> **Prompt**
Only lines holding the string "color" are wanted; copy each one from the material.

> **Data extract**
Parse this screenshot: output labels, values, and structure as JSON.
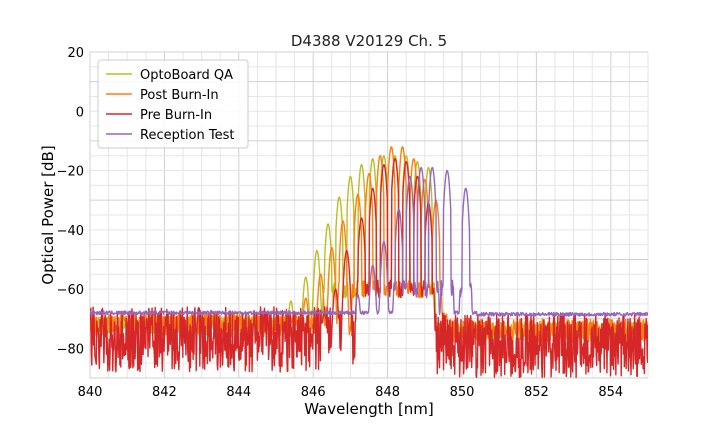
{
  "chart_data": {
    "type": "line",
    "title": "D4388 V20129 Ch. 5",
    "xlabel": "Wavelength [nm]",
    "ylabel": "Optical Power [dB]",
    "xlim": [
      840,
      855
    ],
    "ylim": [
      -90,
      20
    ],
    "xticks": [
      840,
      842,
      844,
      846,
      848,
      850,
      852,
      854
    ],
    "xtick_labels": [
      "840",
      "842",
      "844",
      "846",
      "848",
      "850",
      "852",
      "854"
    ],
    "yticks": [
      20,
      0,
      -20,
      -40,
      -60,
      -80
    ],
    "ytick_labels": [
      "20",
      "0",
      "−20",
      "−40",
      "−60",
      "−80"
    ],
    "grid": true,
    "legend_position": "top-left",
    "series": [
      {
        "name": "OptoBoard QA",
        "color": "#bcbd22",
        "noise_floor": -72,
        "noise_amp": 3,
        "noise_range": [
          840,
          845.5
        ],
        "noise_after": [
          849.3,
          855
        ],
        "floor_after": -74,
        "peaks": [
          [
            845.4,
            -64
          ],
          [
            845.8,
            -56
          ],
          [
            846.1,
            -47
          ],
          [
            846.4,
            -38
          ],
          [
            846.7,
            -29
          ],
          [
            847.0,
            -22
          ],
          [
            847.3,
            -18
          ],
          [
            847.6,
            -16
          ],
          [
            847.9,
            -15
          ],
          [
            848.2,
            -15
          ],
          [
            848.5,
            -15
          ],
          [
            848.8,
            -17
          ],
          [
            849.1,
            -19
          ]
        ],
        "envelope": [
          845.0,
          849.3
        ]
      },
      {
        "name": "Post Burn-In",
        "color": "#ff7f0e",
        "noise_floor": -72,
        "noise_amp": 4,
        "noise_range": [
          840,
          845.8
        ],
        "noise_after": [
          849.6,
          855
        ],
        "floor_after": -74,
        "peaks": [
          [
            845.8,
            -63
          ],
          [
            846.2,
            -55
          ],
          [
            846.5,
            -46
          ],
          [
            846.8,
            -37
          ],
          [
            847.2,
            -28
          ],
          [
            847.5,
            -21
          ],
          [
            847.8,
            -15
          ],
          [
            848.1,
            -12
          ],
          [
            848.4,
            -12
          ],
          [
            848.7,
            -16
          ],
          [
            849.0,
            -23
          ],
          [
            849.3,
            -30
          ]
        ],
        "envelope": [
          845.5,
          849.6
        ]
      },
      {
        "name": "Pre Burn-In",
        "color": "#d62728",
        "noise_floor": -80,
        "noise_amp": 10,
        "noise_range": [
          840,
          846.5
        ],
        "noise_after": [
          849.2,
          855
        ],
        "floor_after": -82,
        "peaks": [
          [
            846.3,
            -68
          ],
          [
            846.6,
            -60
          ],
          [
            846.9,
            -47
          ],
          [
            847.3,
            -36
          ],
          [
            847.6,
            -26
          ],
          [
            847.9,
            -18
          ],
          [
            848.2,
            -16
          ],
          [
            848.5,
            -17
          ],
          [
            848.8,
            -22
          ],
          [
            849.1,
            -31
          ]
        ],
        "envelope": [
          846.1,
          849.3
        ]
      },
      {
        "name": "Reception Test",
        "color": "#9467bd",
        "noise_floor": -68,
        "noise_amp": 0.6,
        "noise_range": [
          840,
          846.8
        ],
        "noise_after": [
          850.4,
          855
        ],
        "floor_after": -68.5,
        "peaks": [
          [
            847.2,
            -62
          ],
          [
            847.6,
            -52
          ],
          [
            847.9,
            -44
          ],
          [
            848.3,
            -33
          ],
          [
            848.6,
            -22
          ],
          [
            848.9,
            -19
          ],
          [
            849.2,
            -19
          ],
          [
            849.6,
            -20
          ],
          [
            850.1,
            -26
          ]
        ],
        "envelope": [
          846.8,
          850.4
        ]
      }
    ]
  }
}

> **Full response**
        "color": "#bcbd22",
        "color": "#ff7f0e",
        "color": "#d62728",
        "color": "#9467bd",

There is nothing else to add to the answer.